▼

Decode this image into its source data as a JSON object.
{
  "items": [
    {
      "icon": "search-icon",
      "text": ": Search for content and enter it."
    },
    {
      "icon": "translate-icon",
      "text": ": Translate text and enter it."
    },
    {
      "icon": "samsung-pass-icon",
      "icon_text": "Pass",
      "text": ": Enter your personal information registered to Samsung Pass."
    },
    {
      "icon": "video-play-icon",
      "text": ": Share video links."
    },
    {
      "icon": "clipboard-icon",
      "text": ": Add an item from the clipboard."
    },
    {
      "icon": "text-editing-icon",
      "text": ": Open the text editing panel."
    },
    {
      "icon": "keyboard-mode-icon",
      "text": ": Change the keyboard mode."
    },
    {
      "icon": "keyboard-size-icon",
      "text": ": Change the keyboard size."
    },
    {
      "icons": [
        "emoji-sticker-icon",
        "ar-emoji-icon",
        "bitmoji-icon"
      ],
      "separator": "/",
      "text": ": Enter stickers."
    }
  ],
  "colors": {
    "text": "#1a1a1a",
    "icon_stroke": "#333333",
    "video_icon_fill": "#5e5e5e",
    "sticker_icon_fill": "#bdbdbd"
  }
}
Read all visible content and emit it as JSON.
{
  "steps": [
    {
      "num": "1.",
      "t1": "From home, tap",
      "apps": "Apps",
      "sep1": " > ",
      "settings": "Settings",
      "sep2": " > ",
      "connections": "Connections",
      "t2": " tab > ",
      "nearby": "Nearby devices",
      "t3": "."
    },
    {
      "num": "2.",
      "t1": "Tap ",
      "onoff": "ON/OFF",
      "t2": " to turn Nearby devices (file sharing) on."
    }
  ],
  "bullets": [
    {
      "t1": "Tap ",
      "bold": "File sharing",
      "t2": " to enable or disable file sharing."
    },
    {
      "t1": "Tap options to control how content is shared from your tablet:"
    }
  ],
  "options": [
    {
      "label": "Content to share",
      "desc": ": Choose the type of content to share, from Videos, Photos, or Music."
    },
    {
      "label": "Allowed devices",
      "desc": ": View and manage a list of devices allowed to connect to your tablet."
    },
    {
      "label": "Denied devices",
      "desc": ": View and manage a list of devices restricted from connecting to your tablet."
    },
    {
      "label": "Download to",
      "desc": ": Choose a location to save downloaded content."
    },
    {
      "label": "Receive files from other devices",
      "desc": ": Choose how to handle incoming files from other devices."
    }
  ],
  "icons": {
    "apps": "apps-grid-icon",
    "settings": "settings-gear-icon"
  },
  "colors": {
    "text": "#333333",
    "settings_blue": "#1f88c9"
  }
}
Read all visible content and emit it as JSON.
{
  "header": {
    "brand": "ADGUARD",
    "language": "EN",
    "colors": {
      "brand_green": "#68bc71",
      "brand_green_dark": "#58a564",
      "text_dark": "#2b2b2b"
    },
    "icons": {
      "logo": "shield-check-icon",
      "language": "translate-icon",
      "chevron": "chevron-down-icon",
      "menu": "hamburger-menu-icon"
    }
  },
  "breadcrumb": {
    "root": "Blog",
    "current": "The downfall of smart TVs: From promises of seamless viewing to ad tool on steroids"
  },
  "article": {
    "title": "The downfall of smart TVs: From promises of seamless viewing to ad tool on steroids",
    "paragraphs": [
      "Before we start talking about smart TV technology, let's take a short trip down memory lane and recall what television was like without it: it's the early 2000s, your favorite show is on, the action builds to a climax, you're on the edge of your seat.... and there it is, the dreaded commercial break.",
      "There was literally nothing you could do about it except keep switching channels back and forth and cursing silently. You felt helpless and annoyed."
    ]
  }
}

▲

:: Written instruction ::
Restate the whole listing exactly.

:: Answer to this exercise ::
Decode this image into its source data as a JSON object.
{
  "items": [
    {
      "icon": "search-icon",
      "text": ": Search for content and enter it."
    },
    {
      "icon": "translate-icon",
      "text": ": Translate text and enter it."
    },
    {
      "icon": "samsung-pass-icon",
      "icon_text": "Pass",
      "text": ": Enter your personal information registered to Samsung Pass."
    },
    {
      "icon": "video-play-icon",
      "text": ": Share video links."
    },
    {
      "icon": "clipboard-icon",
      "text": ": Add an item from the clipboard."
    },
    {
      "icon": "text-editing-icon",
      "text": ": Open the text editing panel."
    },
    {
      "icon": "keyboard-mode-icon",
      "text": ": Change the keyboard mode."
    },
    {
      "icon": "keyboard-size-icon",
      "text": ": Change the keyboard size."
    },
    {
      "icons": [
        "emoji-sticker-icon",
        "ar-emoji-icon",
        "bitmoji-icon"
      ],
      "separator": "/",
      "text": ": Enter stickers."
    }
  ],
  "colors": {
    "text": "#1a1a1a",
    "icon_stroke": "#333333",
    "video_icon_fill": "#5e5e5e",
    "sticker_icon_fill": "#bdbdbd"
  }
}
Read all visible content and emit it as JSON.
{
  "steps": [
    {
      "num": "1.",
      "t1": "From home, tap",
      "apps": "Apps",
      "sep1": " > ",
      "settings": "Settings",
      "sep2": " > ",
      "connections": "Connections",
      "t2": " tab > ",
      "nearby": "Nearby devices",
      "t3": "."
    },
    {
      "num": "2.",
      "t1": "Tap ",
      "onoff": "ON/OFF",
      "t2": " to turn Nearby devices (file sharing) on."
    }
  ],
  "bullets": [
    {
      "t1": "Tap ",
      "bold": "File sharing",
      "t2": " to enable or disable file sharing."
    },
    {
      "t1": "Tap options to control how content is shared from your tablet:"
    }
  ],
  "options": [
    {
      "label": "Content to share",
      "desc": ": Choose the type of content to share, from Videos, Photos, or Music."
    },
    {
      "label": "Allowed devices",
      "desc": ": View and manage a list of devices allowed to connect to your tablet."
    },
    {
      "label": "Denied devices",
      "desc": ": View and manage a list of devices restricted from connecting to your tablet."
    },
    {
      "label": "Download to",
      "desc": ": Choose a location to save downloaded content."
    },
    {
      "label": "Receive files from other devices",
      "desc": ": Choose how to handle incoming files from other devices."
    }
  ],
  "icons": {
    "apps": "apps-grid-icon",
    "settings": "settings-gear-icon"
  },
  "colors": {
    "text": "#333333",
    "settings_blue": "#1f88c9"
  }
}
Read all visible content and emit it as JSON.
{
  "header": {
    "brand": "ADGUARD",
    "language": "EN",
    "colors": {
      "brand_green": "#68bc71",
      "brand_green_dark": "#58a564",
      "text_dark": "#2b2b2b"
    },
    "icons": {
      "logo": "shield-check-icon",
      "language": "translate-icon",
      "chevron": "chevron-down-icon",
      "menu": "hamburger-menu-icon"
    }
  },
  "breadcrumb": {
    "root": "Blog",
    "current": "The downfall of smart TVs: From promises of seamless viewing to ad tool on steroids"
  },
  "article": {
    "title": "The downfall of smart TVs: From promises of seamless viewing to ad tool on steroids",
    "paragraphs": [
      "Before we start talking about smart TV technology, let's take a short trip down memory lane and recall what television was like without it: it's the early 2000s, your favorite show is on, the action builds to a climax, you're on the edge of your seat.... and there it is, the dreaded commercial break.",
      "There was literally nothing you could do about it except keep switching channels back and forth and cursing silently. You felt helpless and annoyed."
    ]
  }
}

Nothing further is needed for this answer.